** START Record excerpts **

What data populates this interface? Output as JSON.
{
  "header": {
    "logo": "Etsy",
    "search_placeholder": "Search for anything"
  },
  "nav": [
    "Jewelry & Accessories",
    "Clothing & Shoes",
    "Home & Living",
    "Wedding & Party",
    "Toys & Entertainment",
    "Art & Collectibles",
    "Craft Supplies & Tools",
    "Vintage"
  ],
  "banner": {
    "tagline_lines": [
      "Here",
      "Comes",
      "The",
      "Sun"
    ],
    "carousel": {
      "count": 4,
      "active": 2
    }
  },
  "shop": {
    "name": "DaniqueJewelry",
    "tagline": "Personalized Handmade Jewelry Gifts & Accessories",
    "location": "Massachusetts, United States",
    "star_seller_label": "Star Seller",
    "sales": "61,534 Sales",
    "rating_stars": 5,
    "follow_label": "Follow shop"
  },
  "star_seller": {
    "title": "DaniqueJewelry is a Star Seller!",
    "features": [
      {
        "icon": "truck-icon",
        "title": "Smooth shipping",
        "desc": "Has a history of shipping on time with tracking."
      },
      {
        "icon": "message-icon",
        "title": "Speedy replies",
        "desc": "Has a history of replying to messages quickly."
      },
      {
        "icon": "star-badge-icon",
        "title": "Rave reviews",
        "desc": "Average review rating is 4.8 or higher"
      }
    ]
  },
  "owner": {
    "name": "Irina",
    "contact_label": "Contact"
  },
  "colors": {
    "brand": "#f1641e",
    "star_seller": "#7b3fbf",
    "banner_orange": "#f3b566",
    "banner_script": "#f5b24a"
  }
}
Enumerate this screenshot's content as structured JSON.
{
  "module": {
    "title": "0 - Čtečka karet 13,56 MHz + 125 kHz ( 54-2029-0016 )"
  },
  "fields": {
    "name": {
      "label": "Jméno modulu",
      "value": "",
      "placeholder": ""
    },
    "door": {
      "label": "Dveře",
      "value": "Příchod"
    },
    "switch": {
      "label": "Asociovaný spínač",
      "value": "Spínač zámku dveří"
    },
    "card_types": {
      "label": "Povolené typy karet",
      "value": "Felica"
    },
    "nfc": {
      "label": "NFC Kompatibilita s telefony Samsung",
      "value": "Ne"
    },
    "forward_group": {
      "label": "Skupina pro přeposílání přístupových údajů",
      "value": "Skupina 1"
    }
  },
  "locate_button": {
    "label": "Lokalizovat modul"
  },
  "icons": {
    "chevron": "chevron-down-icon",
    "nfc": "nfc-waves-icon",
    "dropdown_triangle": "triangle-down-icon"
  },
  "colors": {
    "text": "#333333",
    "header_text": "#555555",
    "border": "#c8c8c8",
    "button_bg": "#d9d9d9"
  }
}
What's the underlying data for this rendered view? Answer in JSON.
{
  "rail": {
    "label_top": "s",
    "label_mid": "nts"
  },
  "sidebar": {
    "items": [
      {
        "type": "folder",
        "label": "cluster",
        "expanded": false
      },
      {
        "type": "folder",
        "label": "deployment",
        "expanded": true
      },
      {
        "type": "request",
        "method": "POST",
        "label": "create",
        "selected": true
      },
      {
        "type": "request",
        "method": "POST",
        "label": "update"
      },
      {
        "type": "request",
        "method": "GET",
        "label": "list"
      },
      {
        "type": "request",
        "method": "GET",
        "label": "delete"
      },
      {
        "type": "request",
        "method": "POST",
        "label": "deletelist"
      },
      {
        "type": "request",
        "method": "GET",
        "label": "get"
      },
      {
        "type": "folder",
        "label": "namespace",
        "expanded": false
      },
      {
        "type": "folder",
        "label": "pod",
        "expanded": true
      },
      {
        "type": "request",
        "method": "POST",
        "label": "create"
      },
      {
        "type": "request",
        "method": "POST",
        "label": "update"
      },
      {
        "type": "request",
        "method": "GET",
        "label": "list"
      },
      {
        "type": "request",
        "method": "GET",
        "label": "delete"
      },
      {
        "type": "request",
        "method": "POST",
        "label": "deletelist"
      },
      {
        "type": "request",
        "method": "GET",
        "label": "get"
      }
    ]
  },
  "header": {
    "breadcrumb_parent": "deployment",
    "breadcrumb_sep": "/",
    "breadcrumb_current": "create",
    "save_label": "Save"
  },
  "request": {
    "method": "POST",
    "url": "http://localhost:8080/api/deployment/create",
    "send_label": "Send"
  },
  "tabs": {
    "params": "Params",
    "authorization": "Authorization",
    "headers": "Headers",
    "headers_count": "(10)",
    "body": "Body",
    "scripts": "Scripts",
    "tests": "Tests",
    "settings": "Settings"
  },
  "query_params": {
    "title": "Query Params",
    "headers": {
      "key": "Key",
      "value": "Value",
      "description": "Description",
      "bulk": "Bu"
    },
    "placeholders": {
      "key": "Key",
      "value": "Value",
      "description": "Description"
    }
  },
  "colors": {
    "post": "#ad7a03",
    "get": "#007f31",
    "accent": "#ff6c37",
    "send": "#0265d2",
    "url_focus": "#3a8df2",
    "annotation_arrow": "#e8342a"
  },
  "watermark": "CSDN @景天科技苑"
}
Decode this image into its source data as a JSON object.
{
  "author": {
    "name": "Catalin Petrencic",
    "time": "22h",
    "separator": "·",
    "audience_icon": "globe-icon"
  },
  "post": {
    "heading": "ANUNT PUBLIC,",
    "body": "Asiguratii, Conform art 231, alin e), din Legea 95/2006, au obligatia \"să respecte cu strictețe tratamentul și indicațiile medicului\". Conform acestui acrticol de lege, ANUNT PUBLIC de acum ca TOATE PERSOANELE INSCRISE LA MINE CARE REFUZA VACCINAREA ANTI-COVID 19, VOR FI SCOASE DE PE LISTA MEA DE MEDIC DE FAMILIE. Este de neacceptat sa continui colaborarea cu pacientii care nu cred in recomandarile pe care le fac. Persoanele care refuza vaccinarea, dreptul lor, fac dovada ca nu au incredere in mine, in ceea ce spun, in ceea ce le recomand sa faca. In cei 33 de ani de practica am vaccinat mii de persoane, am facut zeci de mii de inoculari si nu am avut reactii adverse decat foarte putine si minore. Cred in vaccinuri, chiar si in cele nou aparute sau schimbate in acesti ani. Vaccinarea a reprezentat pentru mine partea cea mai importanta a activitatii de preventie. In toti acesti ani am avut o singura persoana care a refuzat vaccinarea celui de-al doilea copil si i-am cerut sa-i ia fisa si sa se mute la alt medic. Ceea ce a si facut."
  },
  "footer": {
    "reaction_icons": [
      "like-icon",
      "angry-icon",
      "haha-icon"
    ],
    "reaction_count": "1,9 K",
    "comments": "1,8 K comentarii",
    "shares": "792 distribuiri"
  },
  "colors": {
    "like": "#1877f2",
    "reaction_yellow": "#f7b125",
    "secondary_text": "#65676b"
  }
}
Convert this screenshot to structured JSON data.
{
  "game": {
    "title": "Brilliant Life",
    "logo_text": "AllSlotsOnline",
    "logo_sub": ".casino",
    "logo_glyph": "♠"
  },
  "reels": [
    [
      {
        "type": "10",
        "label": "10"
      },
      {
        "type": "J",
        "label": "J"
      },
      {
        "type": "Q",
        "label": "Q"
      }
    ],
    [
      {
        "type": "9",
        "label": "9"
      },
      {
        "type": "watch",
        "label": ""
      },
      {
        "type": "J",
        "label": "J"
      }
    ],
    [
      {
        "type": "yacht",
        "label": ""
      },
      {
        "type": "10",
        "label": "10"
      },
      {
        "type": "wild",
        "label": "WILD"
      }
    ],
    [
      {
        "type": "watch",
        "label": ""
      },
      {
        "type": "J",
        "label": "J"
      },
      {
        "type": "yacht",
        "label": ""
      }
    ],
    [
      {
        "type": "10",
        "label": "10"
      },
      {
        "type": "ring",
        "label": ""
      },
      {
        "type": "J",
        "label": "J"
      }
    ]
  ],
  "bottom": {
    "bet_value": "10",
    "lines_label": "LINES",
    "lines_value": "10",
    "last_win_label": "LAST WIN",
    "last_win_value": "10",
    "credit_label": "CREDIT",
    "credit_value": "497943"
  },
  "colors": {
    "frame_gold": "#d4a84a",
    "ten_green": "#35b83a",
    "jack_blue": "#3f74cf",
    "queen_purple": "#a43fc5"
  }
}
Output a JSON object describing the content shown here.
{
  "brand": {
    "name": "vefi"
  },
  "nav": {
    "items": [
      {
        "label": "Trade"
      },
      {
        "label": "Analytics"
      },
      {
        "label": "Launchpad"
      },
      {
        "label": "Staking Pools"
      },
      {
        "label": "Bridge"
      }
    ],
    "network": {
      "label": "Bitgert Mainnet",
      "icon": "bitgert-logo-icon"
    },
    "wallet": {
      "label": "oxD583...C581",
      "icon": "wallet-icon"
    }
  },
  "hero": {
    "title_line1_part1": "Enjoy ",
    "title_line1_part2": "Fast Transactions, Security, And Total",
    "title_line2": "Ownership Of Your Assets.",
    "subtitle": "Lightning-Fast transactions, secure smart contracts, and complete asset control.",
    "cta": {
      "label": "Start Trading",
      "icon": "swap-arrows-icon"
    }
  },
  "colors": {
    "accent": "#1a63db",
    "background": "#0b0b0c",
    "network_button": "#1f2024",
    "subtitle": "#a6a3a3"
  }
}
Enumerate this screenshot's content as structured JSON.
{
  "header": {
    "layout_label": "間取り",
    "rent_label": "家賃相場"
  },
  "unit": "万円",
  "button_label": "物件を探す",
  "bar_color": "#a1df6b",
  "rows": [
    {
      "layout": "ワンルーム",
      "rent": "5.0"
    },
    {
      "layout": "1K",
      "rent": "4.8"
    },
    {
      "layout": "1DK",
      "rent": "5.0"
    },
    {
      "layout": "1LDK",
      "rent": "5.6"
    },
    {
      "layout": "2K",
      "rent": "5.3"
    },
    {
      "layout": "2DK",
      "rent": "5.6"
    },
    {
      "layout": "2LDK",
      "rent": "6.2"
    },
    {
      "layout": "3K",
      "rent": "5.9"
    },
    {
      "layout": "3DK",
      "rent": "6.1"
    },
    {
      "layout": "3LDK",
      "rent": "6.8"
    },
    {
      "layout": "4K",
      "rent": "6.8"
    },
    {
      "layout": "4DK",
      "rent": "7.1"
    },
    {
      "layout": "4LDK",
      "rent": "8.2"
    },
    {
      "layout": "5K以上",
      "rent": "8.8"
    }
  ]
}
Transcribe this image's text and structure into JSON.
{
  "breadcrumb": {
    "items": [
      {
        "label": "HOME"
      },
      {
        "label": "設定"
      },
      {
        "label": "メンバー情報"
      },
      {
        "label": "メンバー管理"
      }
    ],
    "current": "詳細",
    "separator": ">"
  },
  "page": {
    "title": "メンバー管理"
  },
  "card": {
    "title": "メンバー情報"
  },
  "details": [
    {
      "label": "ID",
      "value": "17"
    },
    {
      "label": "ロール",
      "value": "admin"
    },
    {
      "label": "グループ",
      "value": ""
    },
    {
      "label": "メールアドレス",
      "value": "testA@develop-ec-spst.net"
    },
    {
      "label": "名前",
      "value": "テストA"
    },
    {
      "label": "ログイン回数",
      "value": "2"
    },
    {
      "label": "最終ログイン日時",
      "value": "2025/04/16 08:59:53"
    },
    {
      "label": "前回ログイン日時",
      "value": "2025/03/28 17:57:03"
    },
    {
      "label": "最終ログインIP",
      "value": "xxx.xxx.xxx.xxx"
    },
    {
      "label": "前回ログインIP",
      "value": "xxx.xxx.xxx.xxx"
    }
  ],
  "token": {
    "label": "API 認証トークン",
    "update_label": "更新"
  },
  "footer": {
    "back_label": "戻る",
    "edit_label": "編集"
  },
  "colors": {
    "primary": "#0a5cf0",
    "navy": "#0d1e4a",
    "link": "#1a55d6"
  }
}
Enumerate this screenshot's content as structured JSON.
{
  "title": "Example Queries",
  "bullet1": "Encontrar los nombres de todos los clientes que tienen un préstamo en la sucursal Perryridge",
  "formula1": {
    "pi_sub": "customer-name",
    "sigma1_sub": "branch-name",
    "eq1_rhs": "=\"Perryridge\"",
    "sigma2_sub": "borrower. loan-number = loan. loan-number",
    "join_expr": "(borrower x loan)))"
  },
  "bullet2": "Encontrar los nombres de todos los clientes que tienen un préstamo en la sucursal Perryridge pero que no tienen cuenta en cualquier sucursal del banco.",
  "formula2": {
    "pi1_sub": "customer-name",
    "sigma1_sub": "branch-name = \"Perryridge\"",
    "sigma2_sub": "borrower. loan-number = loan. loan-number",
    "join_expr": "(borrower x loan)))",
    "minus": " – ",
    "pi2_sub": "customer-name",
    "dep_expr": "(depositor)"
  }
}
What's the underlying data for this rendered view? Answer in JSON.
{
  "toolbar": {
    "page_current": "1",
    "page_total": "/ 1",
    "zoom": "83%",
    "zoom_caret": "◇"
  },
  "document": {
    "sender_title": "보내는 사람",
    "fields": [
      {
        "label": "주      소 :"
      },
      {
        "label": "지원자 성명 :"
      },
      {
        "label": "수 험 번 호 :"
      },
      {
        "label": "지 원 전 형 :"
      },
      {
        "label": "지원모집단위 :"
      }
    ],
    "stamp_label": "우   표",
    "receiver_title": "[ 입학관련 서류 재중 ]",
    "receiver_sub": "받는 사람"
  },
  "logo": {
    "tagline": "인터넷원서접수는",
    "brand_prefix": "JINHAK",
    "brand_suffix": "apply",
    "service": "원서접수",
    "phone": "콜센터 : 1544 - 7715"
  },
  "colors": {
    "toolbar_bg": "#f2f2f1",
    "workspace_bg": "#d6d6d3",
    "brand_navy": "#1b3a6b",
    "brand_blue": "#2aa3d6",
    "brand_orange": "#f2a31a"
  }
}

** END Record excerpts **

Within the listing above, work out how many lines contain the string "nombres", and reply with that number only.

▶ **Complete response**: 2